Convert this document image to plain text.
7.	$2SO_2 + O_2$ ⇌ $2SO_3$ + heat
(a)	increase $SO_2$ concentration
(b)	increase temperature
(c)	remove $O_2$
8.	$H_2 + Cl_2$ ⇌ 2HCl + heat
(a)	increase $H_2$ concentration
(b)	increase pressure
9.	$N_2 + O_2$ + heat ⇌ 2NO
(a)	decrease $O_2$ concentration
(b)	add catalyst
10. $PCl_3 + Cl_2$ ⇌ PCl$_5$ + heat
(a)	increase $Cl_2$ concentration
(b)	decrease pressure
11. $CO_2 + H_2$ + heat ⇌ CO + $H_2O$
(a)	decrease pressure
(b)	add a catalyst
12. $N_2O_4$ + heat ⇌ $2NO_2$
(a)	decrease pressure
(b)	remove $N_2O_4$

Prompt: Retype the entries exactly, including every line.

Exercise result:
Convert this document image to plain text.
7.	$2SO_2 + O_2$ ⇌ $2SO_3$ + heat
(a)	increase $SO_2$ concentration
(b)	increase temperature
(c)	remove $O_2$
8.	$H_2 + Cl_2$ ⇌ 2HCl + heat
(a)	increase $H_2$ concentration
(b)	increase pressure
9.	$N_2 + O_2$ + heat ⇌ 2NO
(a)	decrease $O_2$ concentration
(b)	add catalyst
10. $PCl_3 + Cl_2$ ⇌ PCl$_5$ + heat
(a)	increase $Cl_2$ concentration
(b)	decrease pressure
11. $CO_2 + H_2$ + heat ⇌ CO + $H_2O$
(a)	decrease pressure
(b)	add a catalyst
12. $N_2O_4$ + heat ⇌ $2NO_2$
(a)	decrease pressure
(b)	remove $N_2O_4$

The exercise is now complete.